Print all the entries verbatim.

** BEGIN **

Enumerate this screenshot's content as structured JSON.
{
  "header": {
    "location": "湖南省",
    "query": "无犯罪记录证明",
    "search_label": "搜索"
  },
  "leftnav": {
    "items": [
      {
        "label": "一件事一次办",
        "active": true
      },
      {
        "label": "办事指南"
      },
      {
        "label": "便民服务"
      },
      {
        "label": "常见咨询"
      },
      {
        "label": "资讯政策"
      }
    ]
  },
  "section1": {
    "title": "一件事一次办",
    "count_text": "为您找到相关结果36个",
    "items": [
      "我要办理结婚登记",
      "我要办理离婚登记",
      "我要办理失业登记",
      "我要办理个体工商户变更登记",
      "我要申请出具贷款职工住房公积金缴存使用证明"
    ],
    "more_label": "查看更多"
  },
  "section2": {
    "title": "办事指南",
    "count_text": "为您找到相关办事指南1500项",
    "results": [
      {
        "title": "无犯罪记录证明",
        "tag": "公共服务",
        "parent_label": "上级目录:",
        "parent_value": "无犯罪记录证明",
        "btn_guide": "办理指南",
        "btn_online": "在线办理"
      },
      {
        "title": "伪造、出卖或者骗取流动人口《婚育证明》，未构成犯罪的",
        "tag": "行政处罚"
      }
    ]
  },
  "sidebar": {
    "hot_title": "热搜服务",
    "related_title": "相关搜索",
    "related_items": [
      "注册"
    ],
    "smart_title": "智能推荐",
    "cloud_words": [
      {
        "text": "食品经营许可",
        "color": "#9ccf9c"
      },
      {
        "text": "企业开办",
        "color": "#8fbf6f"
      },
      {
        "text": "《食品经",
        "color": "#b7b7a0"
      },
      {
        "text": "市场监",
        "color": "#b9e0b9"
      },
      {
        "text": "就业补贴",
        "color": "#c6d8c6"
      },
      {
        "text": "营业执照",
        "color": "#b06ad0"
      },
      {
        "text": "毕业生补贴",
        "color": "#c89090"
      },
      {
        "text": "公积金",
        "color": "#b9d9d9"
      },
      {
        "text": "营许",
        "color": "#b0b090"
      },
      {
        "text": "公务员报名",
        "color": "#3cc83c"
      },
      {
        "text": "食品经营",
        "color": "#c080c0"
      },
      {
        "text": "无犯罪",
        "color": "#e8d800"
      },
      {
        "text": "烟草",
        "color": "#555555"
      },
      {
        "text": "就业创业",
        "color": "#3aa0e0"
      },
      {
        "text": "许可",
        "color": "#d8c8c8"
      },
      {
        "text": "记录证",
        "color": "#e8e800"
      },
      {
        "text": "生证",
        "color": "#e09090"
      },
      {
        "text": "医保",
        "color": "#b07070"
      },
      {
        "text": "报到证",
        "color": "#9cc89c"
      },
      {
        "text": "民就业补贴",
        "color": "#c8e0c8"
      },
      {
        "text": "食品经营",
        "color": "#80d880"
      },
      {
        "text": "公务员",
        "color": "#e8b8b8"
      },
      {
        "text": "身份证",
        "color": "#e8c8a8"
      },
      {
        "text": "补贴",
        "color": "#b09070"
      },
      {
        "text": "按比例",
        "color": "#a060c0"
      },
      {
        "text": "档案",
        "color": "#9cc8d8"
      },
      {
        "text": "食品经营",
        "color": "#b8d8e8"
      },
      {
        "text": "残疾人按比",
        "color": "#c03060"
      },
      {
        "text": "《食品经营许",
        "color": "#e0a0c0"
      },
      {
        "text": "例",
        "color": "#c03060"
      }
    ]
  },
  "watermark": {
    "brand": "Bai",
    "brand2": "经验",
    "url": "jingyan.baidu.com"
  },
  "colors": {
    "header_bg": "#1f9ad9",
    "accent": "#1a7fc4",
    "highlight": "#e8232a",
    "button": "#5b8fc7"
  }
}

** END **

--- Answer to the problem ---
Enumerate this screenshot's content as structured JSON.
{
  "header": {
    "location": "湖南省",
    "query": "无犯罪记录证明",
    "search_label": "搜索"
  },
  "leftnav": {
    "items": [
      {
        "label": "一件事一次办",
        "active": true
      },
      {
        "label": "办事指南"
      },
      {
        "label": "便民服务"
      },
      {
        "label": "常见咨询"
      },
      {
        "label": "资讯政策"
      }
    ]
  },
  "section1": {
    "title": "一件事一次办",
    "count_text": "为您找到相关结果36个",
    "items": [
      "我要办理结婚登记",
      "我要办理离婚登记",
      "我要办理失业登记",
      "我要办理个体工商户变更登记",
      "我要申请出具贷款职工住房公积金缴存使用证明"
    ],
    "more_label": "查看更多"
  },
  "section2": {
    "title": "办事指南",
    "count_text": "为您找到相关办事指南1500项",
    "results": [
      {
        "title": "无犯罪记录证明",
        "tag": "公共服务",
        "parent_label": "上级目录:",
        "parent_value": "无犯罪记录证明",
        "btn_guide": "办理指南",
        "btn_online": "在线办理"
      },
      {
        "title": "伪造、出卖或者骗取流动人口《婚育证明》，未构成犯罪的",
        "tag": "行政处罚"
      }
    ]
  },
  "sidebar": {
    "hot_title": "热搜服务",
    "related_title": "相关搜索",
    "related_items": [
      "注册"
    ],
    "smart_title": "智能推荐",
    "cloud_words": [
      {
        "text": "食品经营许可",
        "color": "#9ccf9c"
      },
      {
        "text": "企业开办",
        "color": "#8fbf6f"
      },
      {
        "text": "《食品经",
        "color": "#b7b7a0"
      },
      {
        "text": "市场监",
        "color": "#b9e0b9"
      },
      {
        "text": "就业补贴",
        "color": "#c6d8c6"
      },
      {
        "text": "营业执照",
        "color": "#b06ad0"
      },
      {
        "text": "毕业生补贴",
        "color": "#c89090"
      },
      {
        "text": "公积金",
        "color": "#b9d9d9"
      },
      {
        "text": "营许",
        "color": "#b0b090"
      },
      {
        "text": "公务员报名",
        "color": "#3cc83c"
      },
      {
        "text": "食品经营",
        "color": "#c080c0"
      },
      {
        "text": "无犯罪",
        "color": "#e8d800"
      },
      {
        "text": "烟草",
        "color": "#555555"
      },
      {
        "text": "就业创业",
        "color": "#3aa0e0"
      },
      {
        "text": "许可",
        "color": "#d8c8c8"
      },
      {
        "text": "记录证",
        "color": "#e8e800"
      },
      {
        "text": "生证",
        "color": "#e09090"
      },
      {
        "text": "医保",
        "color": "#b07070"
      },
      {
        "text": "报到证",
        "color": "#9cc89c"
      },
      {
        "text": "民就业补贴",
        "color": "#c8e0c8"
      },
      {
        "text": "食品经营",
        "color": "#80d880"
      },
      {
        "text": "公务员",
        "color": "#e8b8b8"
      },
      {
        "text": "身份证",
        "color": "#e8c8a8"
      },
      {
        "text": "补贴",
        "color": "#b09070"
      },
      {
        "text": "按比例",
        "color": "#a060c0"
      },
      {
        "text": "档案",
        "color": "#9cc8d8"
      },
      {
        "text": "食品经营",
        "color": "#b8d8e8"
      },
      {
        "text": "残疾人按比",
        "color": "#c03060"
      },
      {
        "text": "《食品经营许",
        "color": "#e0a0c0"
      },
      {
        "text": "例",
        "color": "#c03060"
      }
    ]
  },
  "watermark": {
    "brand": "Bai",
    "brand2": "经验",
    "url": "jingyan.baidu.com"
  },
  "colors": {
    "header_bg": "#1f9ad9",
    "accent": "#1a7fc4",
    "highlight": "#e8232a",
    "button": "#5b8fc7"
  }
}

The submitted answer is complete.